→ **Exercise**
Go through the listing and write out all of it exactly.

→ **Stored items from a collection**

- - -

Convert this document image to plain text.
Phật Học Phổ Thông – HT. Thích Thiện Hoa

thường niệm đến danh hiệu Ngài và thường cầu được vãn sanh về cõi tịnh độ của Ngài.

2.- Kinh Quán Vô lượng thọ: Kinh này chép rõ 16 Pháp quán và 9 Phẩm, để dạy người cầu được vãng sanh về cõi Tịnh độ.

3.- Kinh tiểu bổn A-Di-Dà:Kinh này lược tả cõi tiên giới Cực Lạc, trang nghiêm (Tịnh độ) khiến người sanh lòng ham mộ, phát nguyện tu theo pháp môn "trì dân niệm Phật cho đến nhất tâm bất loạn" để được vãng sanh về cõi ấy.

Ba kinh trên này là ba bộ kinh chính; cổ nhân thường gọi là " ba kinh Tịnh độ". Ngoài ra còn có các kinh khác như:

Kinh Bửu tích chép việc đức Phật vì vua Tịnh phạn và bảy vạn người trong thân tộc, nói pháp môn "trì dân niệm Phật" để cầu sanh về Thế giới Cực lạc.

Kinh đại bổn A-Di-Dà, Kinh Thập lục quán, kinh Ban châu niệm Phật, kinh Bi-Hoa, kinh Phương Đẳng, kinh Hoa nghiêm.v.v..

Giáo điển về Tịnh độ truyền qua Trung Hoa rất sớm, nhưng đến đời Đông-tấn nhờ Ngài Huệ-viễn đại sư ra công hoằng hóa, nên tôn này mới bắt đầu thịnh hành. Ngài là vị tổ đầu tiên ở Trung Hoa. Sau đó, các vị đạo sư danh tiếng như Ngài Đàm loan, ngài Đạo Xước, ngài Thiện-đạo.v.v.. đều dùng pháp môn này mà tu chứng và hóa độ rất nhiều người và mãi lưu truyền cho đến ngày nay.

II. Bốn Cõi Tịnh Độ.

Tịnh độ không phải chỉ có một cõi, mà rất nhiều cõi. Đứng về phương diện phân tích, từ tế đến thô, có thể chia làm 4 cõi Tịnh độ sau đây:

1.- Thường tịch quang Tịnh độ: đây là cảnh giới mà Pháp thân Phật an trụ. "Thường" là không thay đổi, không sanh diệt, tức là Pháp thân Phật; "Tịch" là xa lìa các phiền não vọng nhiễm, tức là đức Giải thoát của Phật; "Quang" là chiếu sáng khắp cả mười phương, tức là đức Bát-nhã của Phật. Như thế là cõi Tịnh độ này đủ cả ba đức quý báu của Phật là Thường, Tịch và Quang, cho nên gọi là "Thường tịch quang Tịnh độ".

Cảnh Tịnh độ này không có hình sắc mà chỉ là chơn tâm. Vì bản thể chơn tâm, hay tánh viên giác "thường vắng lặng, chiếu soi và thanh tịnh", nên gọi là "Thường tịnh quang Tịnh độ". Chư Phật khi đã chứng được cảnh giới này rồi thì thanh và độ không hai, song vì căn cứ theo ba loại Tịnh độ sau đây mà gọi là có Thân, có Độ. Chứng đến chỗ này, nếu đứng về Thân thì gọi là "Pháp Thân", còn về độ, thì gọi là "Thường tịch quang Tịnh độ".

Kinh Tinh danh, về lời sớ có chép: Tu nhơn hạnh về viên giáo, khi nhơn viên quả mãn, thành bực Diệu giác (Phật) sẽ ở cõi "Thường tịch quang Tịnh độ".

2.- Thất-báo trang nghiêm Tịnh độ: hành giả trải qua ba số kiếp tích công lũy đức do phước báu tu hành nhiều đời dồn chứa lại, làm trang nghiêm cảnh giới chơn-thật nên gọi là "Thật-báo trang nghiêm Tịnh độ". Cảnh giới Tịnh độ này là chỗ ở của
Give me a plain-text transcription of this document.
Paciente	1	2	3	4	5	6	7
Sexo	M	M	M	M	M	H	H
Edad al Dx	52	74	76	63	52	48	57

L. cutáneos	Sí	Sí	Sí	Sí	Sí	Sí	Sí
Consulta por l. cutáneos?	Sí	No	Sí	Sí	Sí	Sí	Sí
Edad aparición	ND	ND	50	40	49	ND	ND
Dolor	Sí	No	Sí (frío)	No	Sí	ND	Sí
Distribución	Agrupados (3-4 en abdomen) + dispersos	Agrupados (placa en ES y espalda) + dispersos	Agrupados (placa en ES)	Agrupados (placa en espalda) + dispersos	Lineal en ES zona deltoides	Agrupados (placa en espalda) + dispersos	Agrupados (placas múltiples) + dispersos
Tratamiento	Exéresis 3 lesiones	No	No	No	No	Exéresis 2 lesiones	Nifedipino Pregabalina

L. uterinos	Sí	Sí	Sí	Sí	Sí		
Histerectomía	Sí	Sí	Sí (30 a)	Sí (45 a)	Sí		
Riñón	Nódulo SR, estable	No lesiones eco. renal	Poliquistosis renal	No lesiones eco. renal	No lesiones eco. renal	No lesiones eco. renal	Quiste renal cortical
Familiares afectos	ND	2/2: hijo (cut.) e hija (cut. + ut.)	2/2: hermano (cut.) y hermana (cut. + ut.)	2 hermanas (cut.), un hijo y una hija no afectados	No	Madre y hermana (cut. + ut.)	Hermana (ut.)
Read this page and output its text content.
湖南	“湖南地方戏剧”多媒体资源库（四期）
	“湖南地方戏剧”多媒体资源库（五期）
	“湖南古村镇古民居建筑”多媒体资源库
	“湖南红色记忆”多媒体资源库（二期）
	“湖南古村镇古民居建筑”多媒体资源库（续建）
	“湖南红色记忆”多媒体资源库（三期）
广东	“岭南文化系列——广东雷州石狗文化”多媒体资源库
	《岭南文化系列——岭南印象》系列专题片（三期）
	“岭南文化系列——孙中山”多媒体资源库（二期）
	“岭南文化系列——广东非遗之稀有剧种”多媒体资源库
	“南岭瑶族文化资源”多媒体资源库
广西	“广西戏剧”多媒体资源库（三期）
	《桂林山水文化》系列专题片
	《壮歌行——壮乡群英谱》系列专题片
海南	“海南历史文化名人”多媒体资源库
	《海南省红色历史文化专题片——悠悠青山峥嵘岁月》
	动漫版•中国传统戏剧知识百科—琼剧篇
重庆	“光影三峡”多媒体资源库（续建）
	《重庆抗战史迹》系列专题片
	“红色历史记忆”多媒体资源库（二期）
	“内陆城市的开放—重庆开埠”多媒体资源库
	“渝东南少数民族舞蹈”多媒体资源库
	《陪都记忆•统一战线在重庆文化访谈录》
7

- - -

→ **Exercise output**
Convert this document image to plain text.
Phật Học Phổ Thông – HT. Thích Thiện Hoa

thường niệm đến danh hiệu Ngài và thường cầu được vãn sanh về cõi tịnh độ của Ngài.

2.- Kinh Quán Vô lượng thọ: Kinh này chép rõ 16 Pháp quán và 9 Phẩm, để dạy người cầu được vãng sanh về cõi Tịnh độ.

3.- Kinh tiểu bổn A-Di-Dà:Kinh này lược tả cõi tiên giới Cực Lạc, trang nghiêm (Tịnh độ) khiến người sanh lòng ham mộ, phát nguyện tu theo pháp môn "trì dân niệm Phật cho đến nhất tâm bất loạn" để được vãng sanh về cõi ấy.

Ba kinh trên này là ba bộ kinh chính; cổ nhân thường gọi là " ba kinh Tịnh độ". Ngoài ra còn có các kinh khác như:

Kinh Bửu tích chép việc đức Phật vì vua Tịnh phạn và bảy vạn người trong thân tộc, nói pháp môn "trì dân niệm Phật" để cầu sanh về Thế giới Cực lạc.

Kinh đại bổn A-Di-Dà, Kinh Thập lục quán, kinh Ban châu niệm Phật, kinh Bi-Hoa, kinh Phương Đẳng, kinh Hoa nghiêm.v.v..

Giáo điển về Tịnh độ truyền qua Trung Hoa rất sớm, nhưng đến đời Đông-tấn nhờ Ngài Huệ-viễn đại sư ra công hoằng hóa, nên tôn này mới bắt đầu thịnh hành. Ngài là vị tổ đầu tiên ở Trung Hoa. Sau đó, các vị đạo sư danh tiếng như Ngài Đàm loan, ngài Đạo Xước, ngài Thiện-đạo.v.v.. đều dùng pháp môn này mà tu chứng và hóa độ rất nhiều người và mãi lưu truyền cho đến ngày nay.

II. Bốn Cõi Tịnh Độ.

Tịnh độ không phải chỉ có một cõi, mà rất nhiều cõi. Đứng về phương diện phân tích, từ tế đến thô, có thể chia làm 4 cõi Tịnh độ sau đây:

1.- Thường tịch quang Tịnh độ: đây là cảnh giới mà Pháp thân Phật an trụ. "Thường" là không thay đổi, không sanh diệt, tức là Pháp thân Phật; "Tịch" là xa lìa các phiền não vọng nhiễm, tức là đức Giải thoát của Phật; "Quang" là chiếu sáng khắp cả mười phương, tức là đức Bát-nhã của Phật. Như thế là cõi Tịnh độ này đủ cả ba đức quý báu của Phật là Thường, Tịch và Quang, cho nên gọi là "Thường tịch quang Tịnh độ".

Cảnh Tịnh độ này không có hình sắc mà chỉ là chơn tâm. Vì bản thể chơn tâm, hay tánh viên giác "thường vắng lặng, chiếu soi và thanh tịnh", nên gọi là "Thường tịnh quang Tịnh độ". Chư Phật khi đã chứng được cảnh giới này rồi thì thanh và độ không hai, song vì căn cứ theo ba loại Tịnh độ sau đây mà gọi là có Thân, có Độ. Chứng đến chỗ này, nếu đứng về Thân thì gọi là "Pháp Thân", còn về độ, thì gọi là "Thường tịch quang Tịnh độ".

Kinh Tinh danh, về lời sớ có chép: Tu nhơn hạnh về viên giáo, khi nhơn viên quả mãn, thành bực Diệu giác (Phật) sẽ ở cõi "Thường tịch quang Tịnh độ".

2.- Thất-báo trang nghiêm Tịnh độ: hành giả trải qua ba số kiếp tích công lũy đức do phước báu tu hành nhiều đời dồn chứa lại, làm trang nghiêm cảnh giới chơn-thật nên gọi là "Thật-báo trang nghiêm Tịnh độ". Cảnh giới Tịnh độ này là chỗ ở của
Give me a plain-text transcription of this document.
Paciente	1	2	3	4	5	6	7
Sexo	M	M	M	M	M	H	H
Edad al Dx	52	74	76	63	52	48	57

L. cutáneos	Sí	Sí	Sí	Sí	Sí	Sí	Sí
Consulta por l. cutáneos?	Sí	No	Sí	Sí	Sí	Sí	Sí
Edad aparición	ND	ND	50	40	49	ND	ND
Dolor	Sí	No	Sí (frío)	No	Sí	ND	Sí
Distribución	Agrupados (3-4 en abdomen) + dispersos	Agrupados (placa en ES y espalda) + dispersos	Agrupados (placa en ES)	Agrupados (placa en espalda) + dispersos	Lineal en ES zona deltoides	Agrupados (placa en espalda) + dispersos	Agrupados (placas múltiples) + dispersos
Tratamiento	Exéresis 3 lesiones	No	No	No	No	Exéresis 2 lesiones	Nifedipino Pregabalina

L. uterinos	Sí	Sí	Sí	Sí	Sí		
Histerectomía	Sí	Sí	Sí (30 a)	Sí (45 a)	Sí		
Riñón	Nódulo SR, estable	No lesiones eco. renal	Poliquistosis renal	No lesiones eco. renal	No lesiones eco. renal	No lesiones eco. renal	Quiste renal cortical
Familiares afectos	ND	2/2: hijo (cut.) e hija (cut. + ut.)	2/2: hermano (cut.) y hermana (cut. + ut.)	2 hermanas (cut.), un hijo y una hija no afectados	No	Madre y hermana (cut. + ut.)	Hermana (ut.)
Read this page and output its text content.
湖南	“湖南地方戏剧”多媒体资源库（四期）
	“湖南地方戏剧”多媒体资源库（五期）
	“湖南古村镇古民居建筑”多媒体资源库
	“湖南红色记忆”多媒体资源库（二期）
	“湖南古村镇古民居建筑”多媒体资源库（续建）
	“湖南红色记忆”多媒体资源库（三期）
广东	“岭南文化系列——广东雷州石狗文化”多媒体资源库
	《岭南文化系列——岭南印象》系列专题片（三期）
	“岭南文化系列——孙中山”多媒体资源库（二期）
	“岭南文化系列——广东非遗之稀有剧种”多媒体资源库
	“南岭瑶族文化资源”多媒体资源库
广西	“广西戏剧”多媒体资源库（三期）
	《桂林山水文化》系列专题片
	《壮歌行——壮乡群英谱》系列专题片
海南	“海南历史文化名人”多媒体资源库
	《海南省红色历史文化专题片——悠悠青山峥嵘岁月》
	动漫版•中国传统戏剧知识百科—琼剧篇
重庆	“光影三峡”多媒体资源库（续建）
	《重庆抗战史迹》系列专题片
	“红色历史记忆”多媒体资源库（二期）
	“内陆城市的开放—重庆开埠”多媒体资源库
	“渝东南少数民族舞蹈”多媒体资源库
	《陪都记忆•统一战线在重庆文化访谈录》
7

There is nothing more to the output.